*EXERCISE REQUIREMENTS*: Each entry must be given again exactly; images do not belong in the copy.

[Dataset rows about figures]
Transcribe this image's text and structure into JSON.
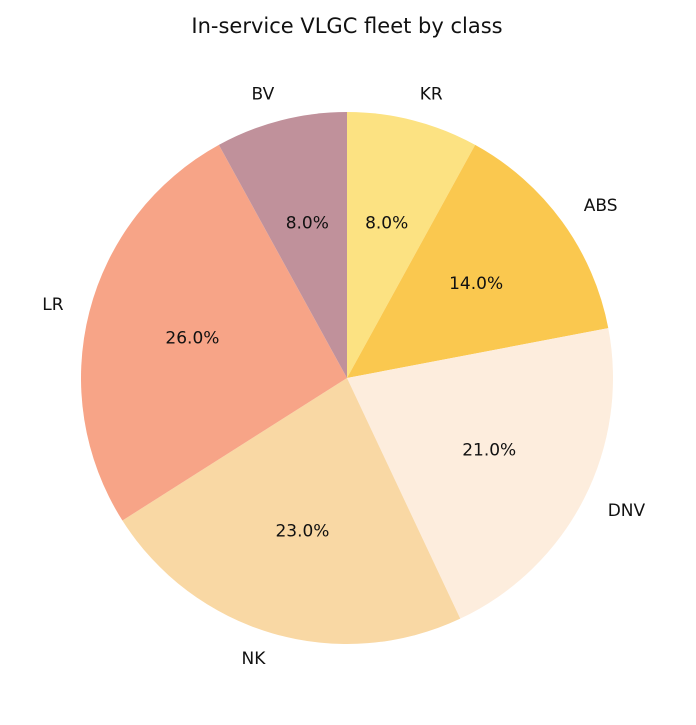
{
  "chart_data": {
    "type": "pie",
    "title": "In-service VLGC fleet by class",
    "start_angle_deg": 90,
    "direction": "clockwise",
    "slices": [
      {
        "label": "KR",
        "value": 8.0,
        "pct_label": "8.0%",
        "color": "#fce282"
      },
      {
        "label": "ABS",
        "value": 14.0,
        "pct_label": "14.0%",
        "color": "#fac84f"
      },
      {
        "label": "DNV",
        "value": 21.0,
        "pct_label": "21.0%",
        "color": "#fdeddd"
      },
      {
        "label": "NK",
        "value": 23.0,
        "pct_label": "23.0%",
        "color": "#f9d8a4"
      },
      {
        "label": "LR",
        "value": 26.0,
        "pct_label": "26.0%",
        "color": "#f7a487"
      },
      {
        "label": "BV",
        "value": 8.0,
        "pct_label": "8.0%",
        "color": "#c0919b"
      }
    ]
  }
}
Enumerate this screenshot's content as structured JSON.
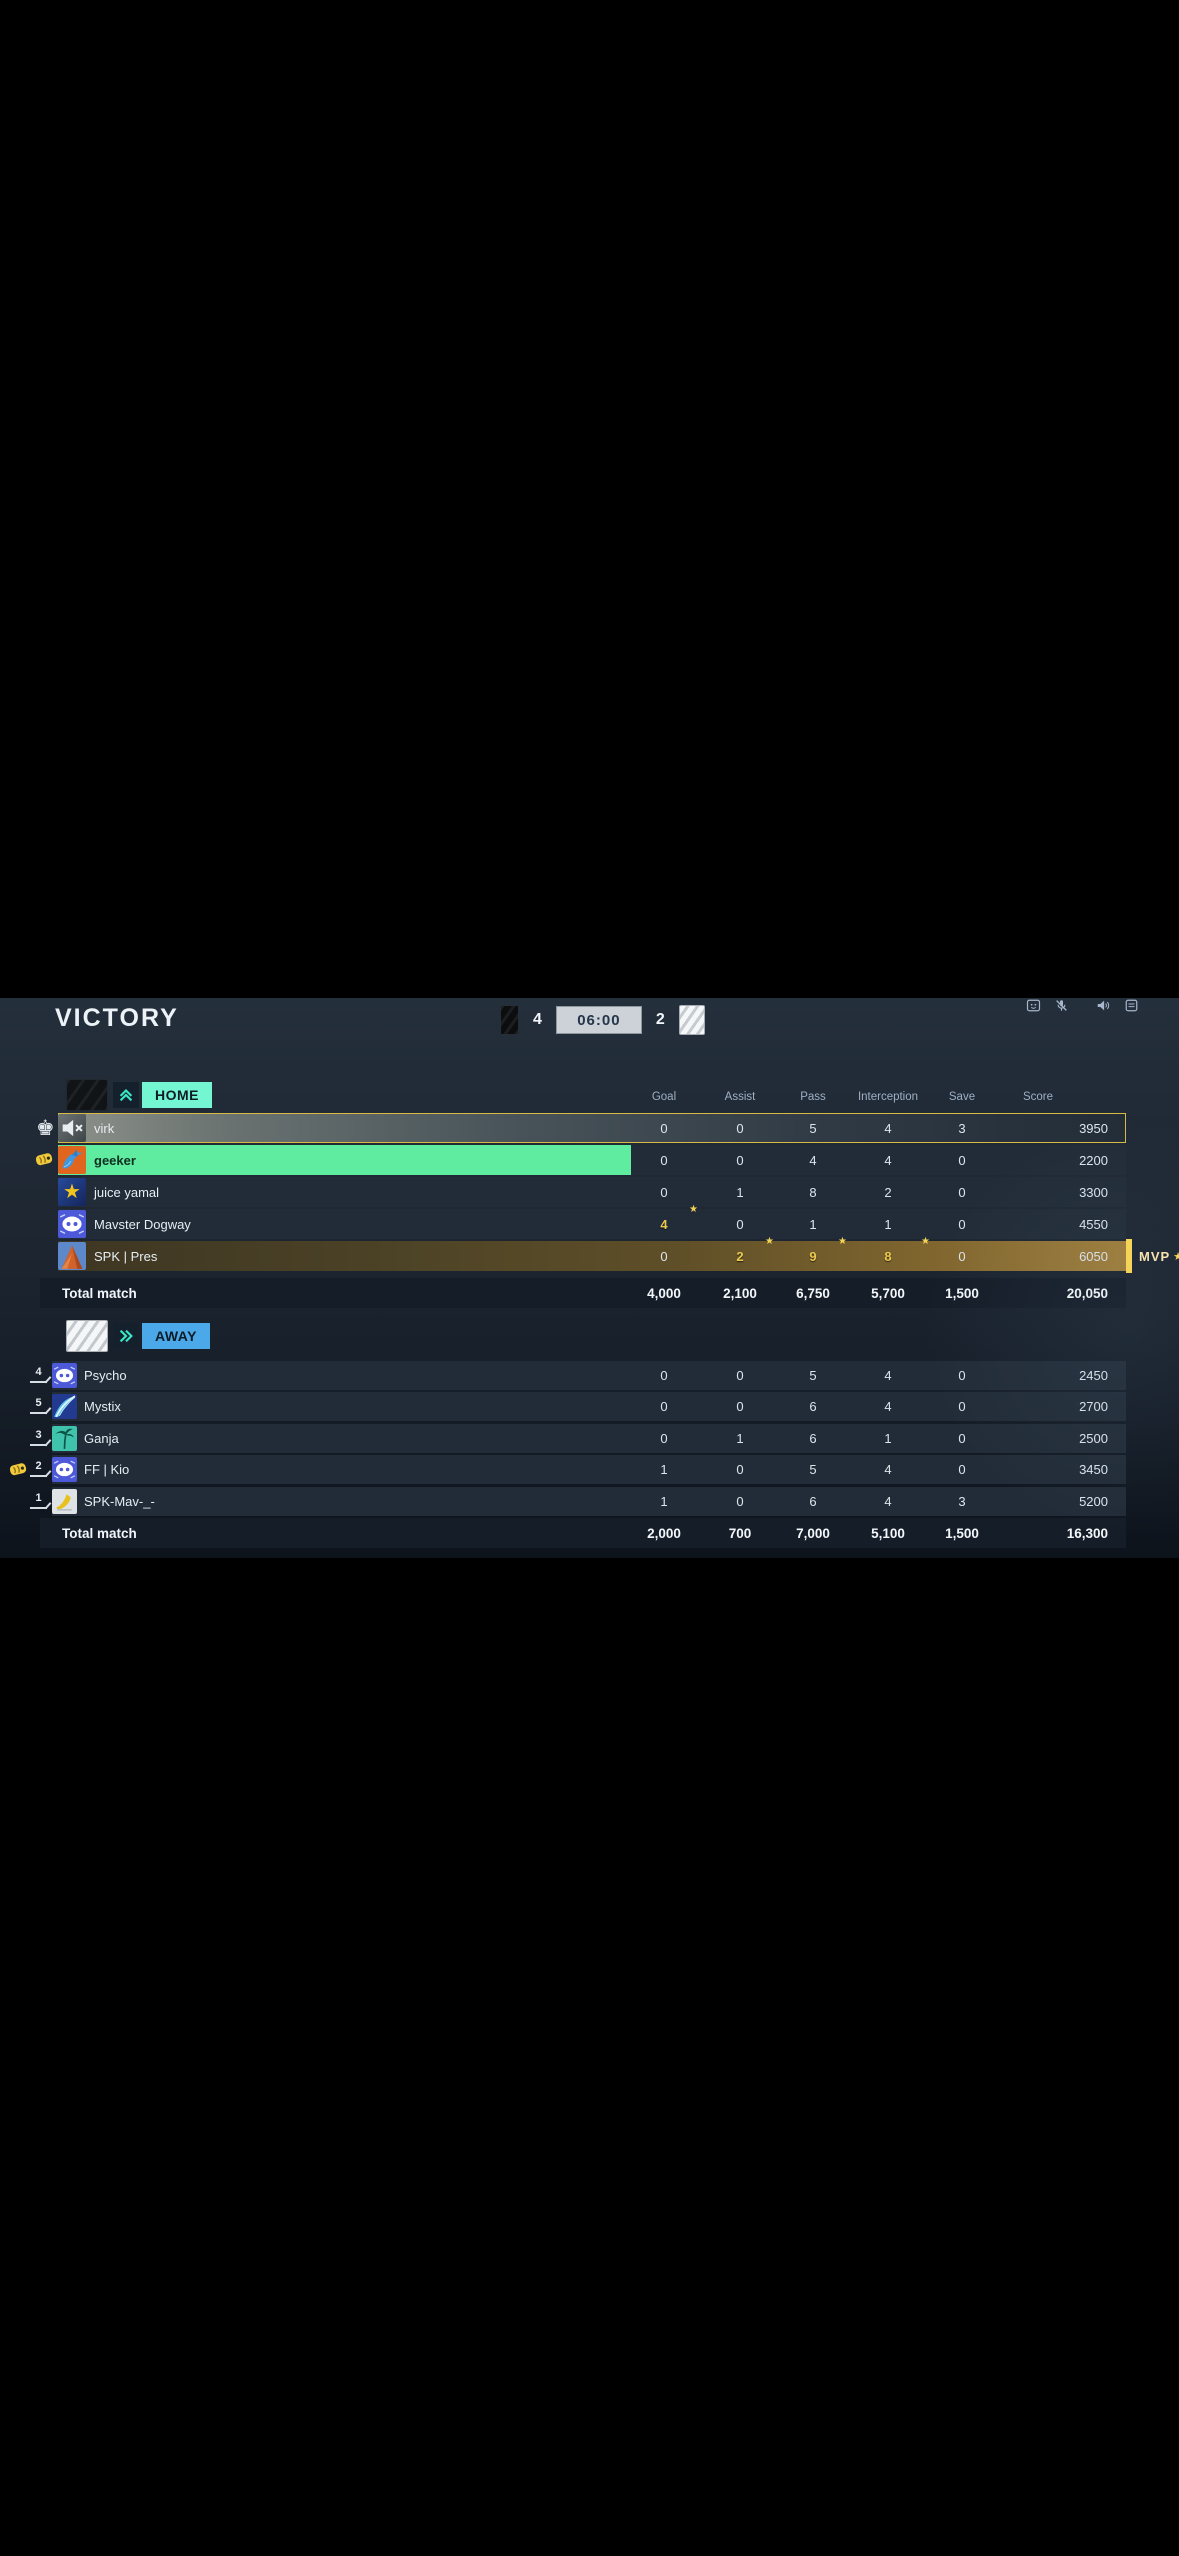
{
  "match": {
    "result_title": "VICTORY",
    "home_score": "4",
    "away_score": "2",
    "timer": "06:00"
  },
  "hud": {
    "icons": [
      "emote-panel-icon",
      "mic-muted-icon",
      "dot-indicator",
      "speaker-icon",
      "recording-panel-icon"
    ]
  },
  "columns": [
    "Goal",
    "Assist",
    "Pass",
    "Interception",
    "Save",
    "Score"
  ],
  "mvp": {
    "label": "MVP"
  },
  "home": {
    "label": "HOME",
    "total_label": "Total match",
    "players": [
      {
        "name": "virk",
        "avatar": "muted-avatar",
        "left_icon": "king-icon",
        "highlight": "self",
        "goal": "0",
        "assist": "0",
        "pass": "5",
        "interception": "4",
        "save": "3",
        "score": "3950",
        "starred": []
      },
      {
        "name": "geeker",
        "avatar": "shark-avatar",
        "left_icon": "glove-icon",
        "highlight": "green",
        "goal": "0",
        "assist": "0",
        "pass": "4",
        "interception": "4",
        "save": "0",
        "score": "2200",
        "starred": []
      },
      {
        "name": "juice yamal",
        "avatar": "star-avatar",
        "left_icon": null,
        "highlight": null,
        "goal": "0",
        "assist": "1",
        "pass": "8",
        "interception": "2",
        "save": "0",
        "score": "3300",
        "starred": []
      },
      {
        "name": "Mavster Dogway",
        "avatar": "discord-avatar",
        "left_icon": null,
        "highlight": null,
        "goal": "4",
        "assist": "0",
        "pass": "1",
        "interception": "1",
        "save": "0",
        "score": "4550",
        "starred": [
          "goal"
        ]
      },
      {
        "name": "SPK | Pres",
        "avatar": "mountain-avatar",
        "left_icon": null,
        "highlight": "gold",
        "goal": "0",
        "assist": "2",
        "pass": "9",
        "interception": "8",
        "save": "0",
        "score": "6050",
        "starred": [
          "assist",
          "pass",
          "interception"
        ]
      }
    ],
    "totals": [
      "4,000",
      "2,100",
      "6,750",
      "5,700",
      "1,500",
      "20,050"
    ]
  },
  "away": {
    "label": "AWAY",
    "total_label": "Total match",
    "players": [
      {
        "rank": "4",
        "name": "Psycho",
        "avatar": "discord-avatar",
        "left_icon": null,
        "highlight": null,
        "goal": "0",
        "assist": "0",
        "pass": "5",
        "interception": "4",
        "save": "0",
        "score": "2450",
        "starred": []
      },
      {
        "rank": "5",
        "name": "Mystix",
        "avatar": "feather-avatar",
        "left_icon": null,
        "highlight": null,
        "goal": "0",
        "assist": "0",
        "pass": "6",
        "interception": "4",
        "save": "0",
        "score": "2700",
        "starred": []
      },
      {
        "rank": "3",
        "name": "Ganja",
        "avatar": "palm-avatar",
        "left_icon": null,
        "highlight": null,
        "goal": "0",
        "assist": "1",
        "pass": "6",
        "interception": "1",
        "save": "0",
        "score": "2500",
        "starred": []
      },
      {
        "rank": "2",
        "name": "FF | Kio",
        "avatar": "discord-avatar",
        "left_icon": "glove-icon",
        "highlight": null,
        "goal": "1",
        "assist": "0",
        "pass": "5",
        "interception": "4",
        "save": "0",
        "score": "3450",
        "starred": []
      },
      {
        "rank": "1",
        "name": "SPK-Mav-_-",
        "avatar": "boot-avatar",
        "left_icon": null,
        "highlight": null,
        "goal": "1",
        "assist": "0",
        "pass": "6",
        "interception": "4",
        "save": "3",
        "score": "5200",
        "starred": []
      }
    ],
    "totals": [
      "2,000",
      "700",
      "7,000",
      "5,100",
      "1,500",
      "16,300"
    ]
  },
  "colors": {
    "home_accent": "#74f6d3",
    "away_accent": "#4ba9e9",
    "self_row_border": "#d9ba45",
    "highlight_green": "#5feba0",
    "gold_stat": "#e9c94f",
    "mvp_gold": "#ffd952",
    "timer_bg": "#ccd2d7",
    "panel_bg": "#1e2732"
  }
}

*EXERCISE RESPONSE*:
Transcribe this image's text and structure into JSON.
{
  "chart_data": {
    "type": "pie",
    "title": "In-service VLGC fleet by class",
    "start_angle_deg": 90,
    "direction": "clockwise",
    "slices": [
      {
        "label": "KR",
        "value": 8.0,
        "pct_label": "8.0%",
        "color": "#fce282"
      },
      {
        "label": "ABS",
        "value": 14.0,
        "pct_label": "14.0%",
        "color": "#fac84f"
      },
      {
        "label": "DNV",
        "value": 21.0,
        "pct_label": "21.0%",
        "color": "#fdeddd"
      },
      {
        "label": "NK",
        "value": 23.0,
        "pct_label": "23.0%",
        "color": "#f9d8a4"
      },
      {
        "label": "LR",
        "value": 26.0,
        "pct_label": "26.0%",
        "color": "#f7a487"
      },
      {
        "label": "BV",
        "value": 8.0,
        "pct_label": "8.0%",
        "color": "#c0919b"
      }
    ]
  }
}
Enumerate this screenshot's content as structured JSON.
{
  "match": {
    "result_title": "VICTORY",
    "home_score": "4",
    "away_score": "2",
    "timer": "06:00"
  },
  "hud": {
    "icons": [
      "emote-panel-icon",
      "mic-muted-icon",
      "dot-indicator",
      "speaker-icon",
      "recording-panel-icon"
    ]
  },
  "columns": [
    "Goal",
    "Assist",
    "Pass",
    "Interception",
    "Save",
    "Score"
  ],
  "mvp": {
    "label": "MVP"
  },
  "home": {
    "label": "HOME",
    "total_label": "Total match",
    "players": [
      {
        "name": "virk",
        "avatar": "muted-avatar",
        "left_icon": "king-icon",
        "highlight": "self",
        "goal": "0",
        "assist": "0",
        "pass": "5",
        "interception": "4",
        "save": "3",
        "score": "3950",
        "starred": []
      },
      {
        "name": "geeker",
        "avatar": "shark-avatar",
        "left_icon": "glove-icon",
        "highlight": "green",
        "goal": "0",
        "assist": "0",
        "pass": "4",
        "interception": "4",
        "save": "0",
        "score": "2200",
        "starred": []
      },
      {
        "name": "juice yamal",
        "avatar": "star-avatar",
        "left_icon": null,
        "highlight": null,
        "goal": "0",
        "assist": "1",
        "pass": "8",
        "interception": "2",
        "save": "0",
        "score": "3300",
        "starred": []
      },
      {
        "name": "Mavster Dogway",
        "avatar": "discord-avatar",
        "left_icon": null,
        "highlight": null,
        "goal": "4",
        "assist": "0",
        "pass": "1",
        "interception": "1",
        "save": "0",
        "score": "4550",
        "starred": [
          "goal"
        ]
      },
      {
        "name": "SPK | Pres",
        "avatar": "mountain-avatar",
        "left_icon": null,
        "highlight": "gold",
        "goal": "0",
        "assist": "2",
        "pass": "9",
        "interception": "8",
        "save": "0",
        "score": "6050",
        "starred": [
          "assist",
          "pass",
          "interception"
        ]
      }
    ],
    "totals": [
      "4,000",
      "2,100",
      "6,750",
      "5,700",
      "1,500",
      "20,050"
    ]
  },
  "away": {
    "label": "AWAY",
    "total_label": "Total match",
    "players": [
      {
        "rank": "4",
        "name": "Psycho",
        "avatar": "discord-avatar",
        "left_icon": null,
        "highlight": null,
        "goal": "0",
        "assist": "0",
        "pass": "5",
        "interception": "4",
        "save": "0",
        "score": "2450",
        "starred": []
      },
      {
        "rank": "5",
        "name": "Mystix",
        "avatar": "feather-avatar",
        "left_icon": null,
        "highlight": null,
        "goal": "0",
        "assist": "0",
        "pass": "6",
        "interception": "4",
        "save": "0",
        "score": "2700",
        "starred": []
      },
      {
        "rank": "3",
        "name": "Ganja",
        "avatar": "palm-avatar",
        "left_icon": null,
        "highlight": null,
        "goal": "0",
        "assist": "1",
        "pass": "6",
        "interception": "1",
        "save": "0",
        "score": "2500",
        "starred": []
      },
      {
        "rank": "2",
        "name": "FF | Kio",
        "avatar": "discord-avatar",
        "left_icon": "glove-icon",
        "highlight": null,
        "goal": "1",
        "assist": "0",
        "pass": "5",
        "interception": "4",
        "save": "0",
        "score": "3450",
        "starred": []
      },
      {
        "rank": "1",
        "name": "SPK-Mav-_-",
        "avatar": "boot-avatar",
        "left_icon": null,
        "highlight": null,
        "goal": "1",
        "assist": "0",
        "pass": "6",
        "interception": "4",
        "save": "3",
        "score": "5200",
        "starred": []
      }
    ],
    "totals": [
      "2,000",
      "700",
      "7,000",
      "5,100",
      "1,500",
      "16,300"
    ]
  },
  "colors": {
    "home_accent": "#74f6d3",
    "away_accent": "#4ba9e9",
    "self_row_border": "#d9ba45",
    "highlight_green": "#5feba0",
    "gold_stat": "#e9c94f",
    "mvp_gold": "#ffd952",
    "timer_bg": "#ccd2d7",
    "panel_bg": "#1e2732"
  }
}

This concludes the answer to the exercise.